> **Instructions for the task**
From the data that follows, copy every line holding the string "Белинского".
=====
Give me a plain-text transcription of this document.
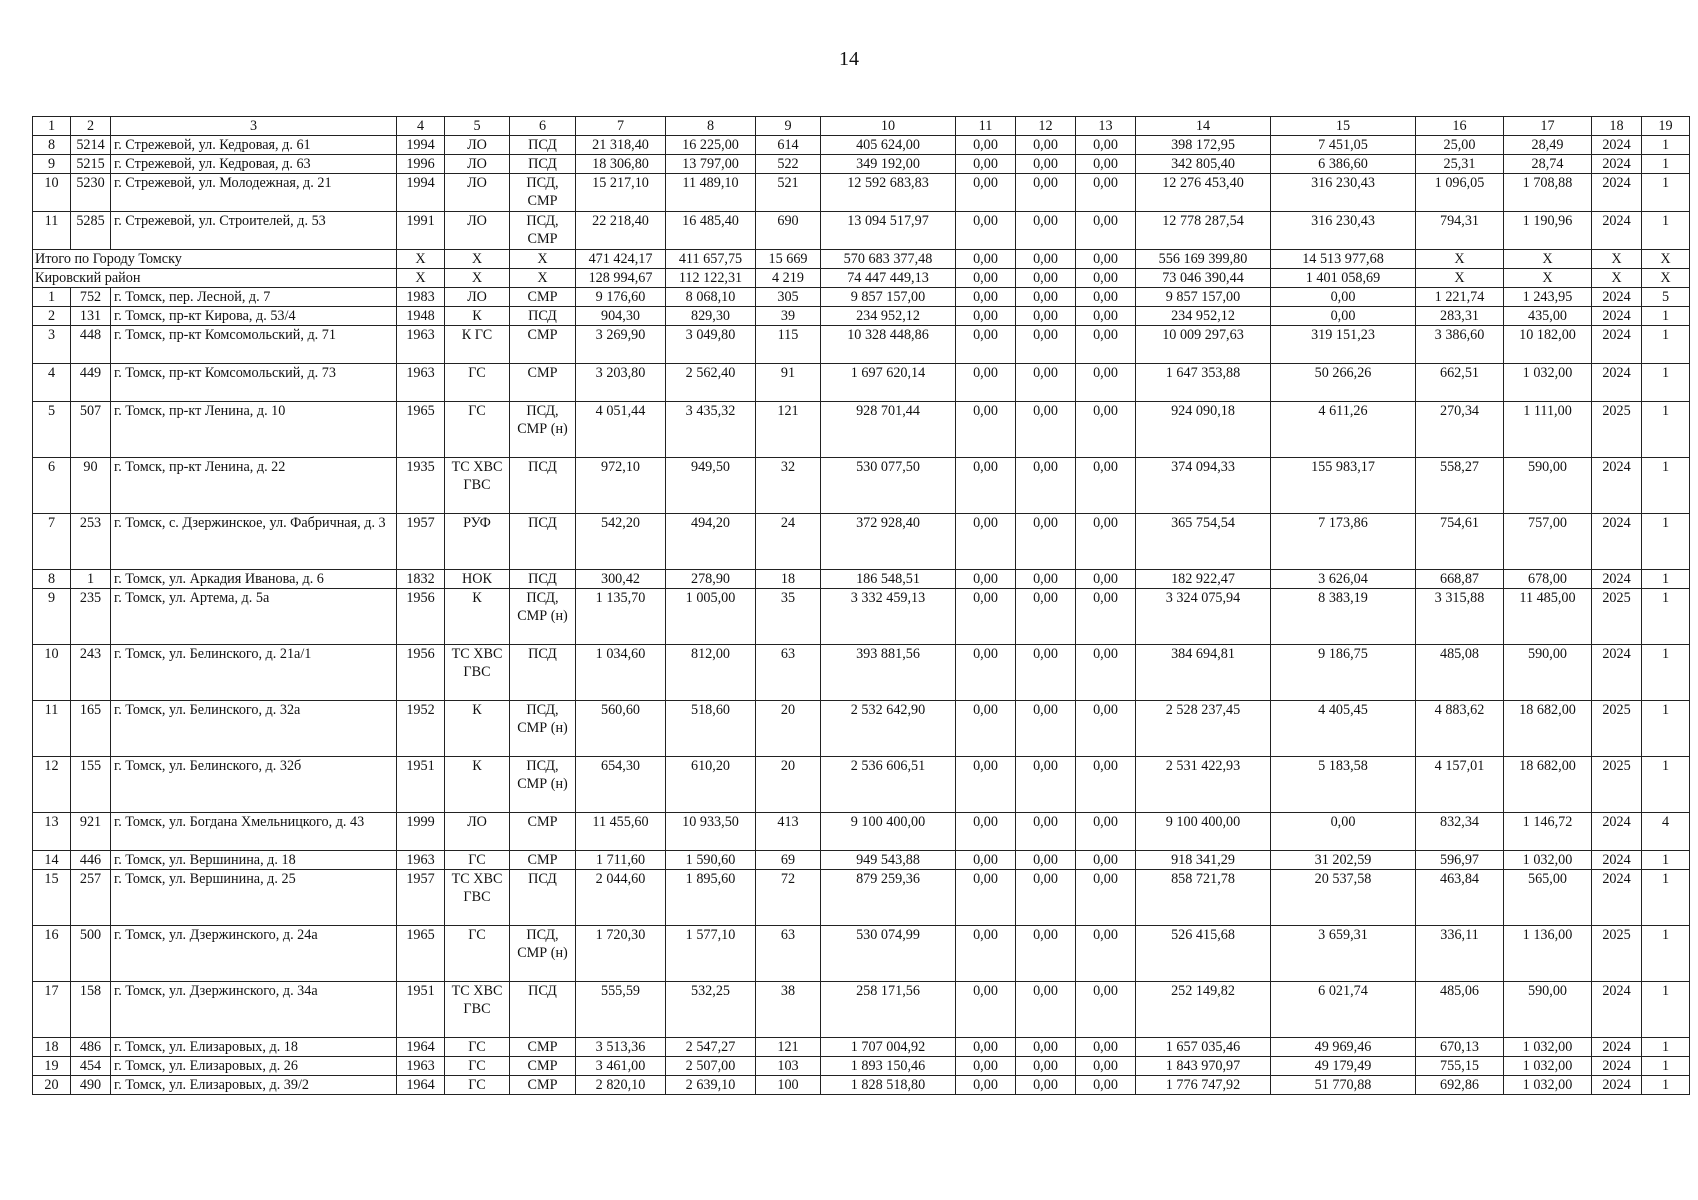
14
1	2	3	4	5	6	7	8	9	10	11	12	13	14	15	16	17	18	19
8	5214	г. Стрежевой, ул. Кедровая, д. 61	1994	ЛО	ПСД	21 318,40	16 225,00	614	405 624,00	0,00	0,00	0,00	398 172,95	7 451,05	25,00	28,49	2024	1
9	5215	г. Стрежевой, ул. Кедровая, д. 63	1996	ЛО	ПСД	18 306,80	13 797,00	522	349 192,00	0,00	0,00	0,00	342 805,40	6 386,60	25,31	28,74	2024	1
10	5230	г. Стрежевой, ул. Молодежная, д. 21	1994	ЛО	ПСД, СМР	15 217,10	11 489,10	521	12 592 683,83	0,00	0,00	0,00	12 276 453,40	316 230,43	1 096,05	1 708,88	2024	1
11	5285	г. Стрежевой, ул. Строителей, д. 53	1991	ЛО	ПСД, СМР	22 218,40	16 485,40	690	13 094 517,97	0,00	0,00	0,00	12 778 287,54	316 230,43	794,31	1 190,96	2024	1
Итого по Городу Томску			Х	Х	Х	471 424,17	411 657,75	15 669	570 683 377,48	0,00	0,00	0,00	556 169 399,80	14 513 977,68	Х	Х	Х	Х
Кировский район			Х	Х	Х	128 994,67	112 122,31	4 219	74 447 449,13	0,00	0,00	0,00	73 046 390,44	1 401 058,69	Х	Х	Х	Х
1	752	г. Томск, пер. Лесной, д. 7	1983	ЛО	СМР	9 176,60	8 068,10	305	9 857 157,00	0,00	0,00	0,00	9 857 157,00	0,00	1 221,74	1 243,95	2024	5
2	131	г. Томск, пр-кт Кирова, д. 53/4	1948	К	ПСД	904,30	829,30	39	234 952,12	0,00	0,00	0,00	234 952,12	0,00	283,31	435,00	2024	1
3	448	г. Томск, пр-кт Комсомольский, д. 71	1963	К ГС	СМР	3 269,90	3 049,80	115	10 328 448,86	0,00	0,00	0,00	10 009 297,63	319 151,23	3 386,60	10 182,00	2024	1
4	449	г. Томск, пр-кт Комсомольский, д. 73	1963	ГС	СМР	3 203,80	2 562,40	91	1 697 620,14	0,00	0,00	0,00	1 647 353,88	50 266,26	662,51	1 032,00	2024	1
5	507	г. Томск, пр-кт Ленина, д. 10	1965	ГС	ПСД, СМР (н)	4 051,44	3 435,32	121	928 701,44	0,00	0,00	0,00	924 090,18	4 611,26	270,34	1 111,00	2025	1
6	90	г. Томск, пр-кт Ленина, д. 22	1935	ТС ХВС ГВС	ПСД	972,10	949,50	32	530 077,50	0,00	0,00	0,00	374 094,33	155 983,17	558,27	590,00	2024	1
7	253	г. Томск, с. Дзержинское, ул. Фабричная, д. 3	1957	РУФ	ПСД	542,20	494,20	24	372 928,40	0,00	0,00	0,00	365 754,54	7 173,86	754,61	757,00	2024	1
8	1	г. Томск, ул. Аркадия Иванова, д. 6	1832	НОК	ПСД	300,42	278,90	18	186 548,51	0,00	0,00	0,00	182 922,47	3 626,04	668,87	678,00	2024	1
9	235	г. Томск, ул. Артема, д. 5а	1956	К	ПСД, СМР (н)	1 135,70	1 005,00	35	3 332 459,13	0,00	0,00	0,00	3 324 075,94	8 383,19	3 315,88	11 485,00	2025	1
10	243	г. Томск, ул. Белинского, д. 21а/1	1956	ТС ХВС ГВС	ПСД	1 034,60	812,00	63	393 881,56	0,00	0,00	0,00	384 694,81	9 186,75	485,08	590,00	2024	1
11	165	г. Томск, ул. Белинского, д. 32а	1952	К	ПСД, СМР (н)	560,60	518,60	20	2 532 642,90	0,00	0,00	0,00	2 528 237,45	4 405,45	4 883,62	18 682,00	2025	1
12	155	г. Томск, ул. Белинского, д. 32б	1951	К	ПСД, СМР (н)	654,30	610,20	20	2 536 606,51	0,00	0,00	0,00	2 531 422,93	5 183,58	4 157,01	18 682,00	2025	1
13	921	г. Томск, ул. Богдана Хмельницкого, д. 43	1999	ЛО	СМР	11 455,60	10 933,50	413	9 100 400,00	0,00	0,00	0,00	9 100 400,00	0,00	832,34	1 146,72	2024	4
14	446	г. Томск, ул. Вершинина, д. 18	1963	ГС	СМР	1 711,60	1 590,60	69	949 543,88	0,00	0,00	0,00	918 341,29	31 202,59	596,97	1 032,00	2024	1
15	257	г. Томск, ул. Вершинина, д. 25	1957	ТС ХВС ГВС	ПСД	2 044,60	1 895,60	72	879 259,36	0,00	0,00	0,00	858 721,78	20 537,58	463,84	565,00	2024	1
16	500	г. Томск, ул. Дзержинского, д. 24а	1965	ГС	ПСД, СМР (н)	1 720,30	1 577,10	63	530 074,99	0,00	0,00	0,00	526 415,68	3 659,31	336,11	1 136,00	2025	1
17	158	г. Томск, ул. Дзержинского, д. 34а	1951	ТС ХВС ГВС	ПСД	555,59	532,25	38	258 171,56	0,00	0,00	0,00	252 149,82	6 021,74	485,06	590,00	2024	1
18	486	г. Томск, ул. Елизаровых, д. 18	1964	ГС	СМР	3 513,36	2 547,27	121	1 707 004,92	0,00	0,00	0,00	1 657 035,46	49 969,46	670,13	1 032,00	2024	1
19	454	г. Томск, ул. Елизаровых, д. 26	1963	ГС	СМР	3 461,00	2 507,00	103	1 893 150,46	0,00	0,00	0,00	1 843 970,97	49 179,49	755,15	1 032,00	2024	1
20	490	г. Томск, ул. Елизаровых, д. 39/2	1964	ГС	СМР	2 820,10	2 639,10	100	1 828 518,80	0,00	0,00	0,00	1 776 747,92	51 770,88	692,86	1 032,00	2024	1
=====
> **Solution for this task**
10	243	г. Томск, ул. Белинского, д. 21а/1	1956	ТС ХВС ГВС	ПСД	1 034,60	812,00	63	393 881,56	0,00	0,00	0,00	384 694,81	9 186,75	485,08	590,00	2024	1
11	165	г. Томск, ул. Белинского, д. 32а	1952	К	ПСД, СМР (н)	560,60	518,60	20	2 532 642,90	0,00	0,00	0,00	2 528 237,45	4 405,45	4 883,62	18 682,00	2025	1
12	155	г. Томск, ул. Белинского, д. 32б	1951	К	ПСД, СМР (н)	654,30	610,20	20	2 536 606,51	0,00	0,00	0,00	2 531 422,93	5 183,58	4 157,01	18 682,00	2025	1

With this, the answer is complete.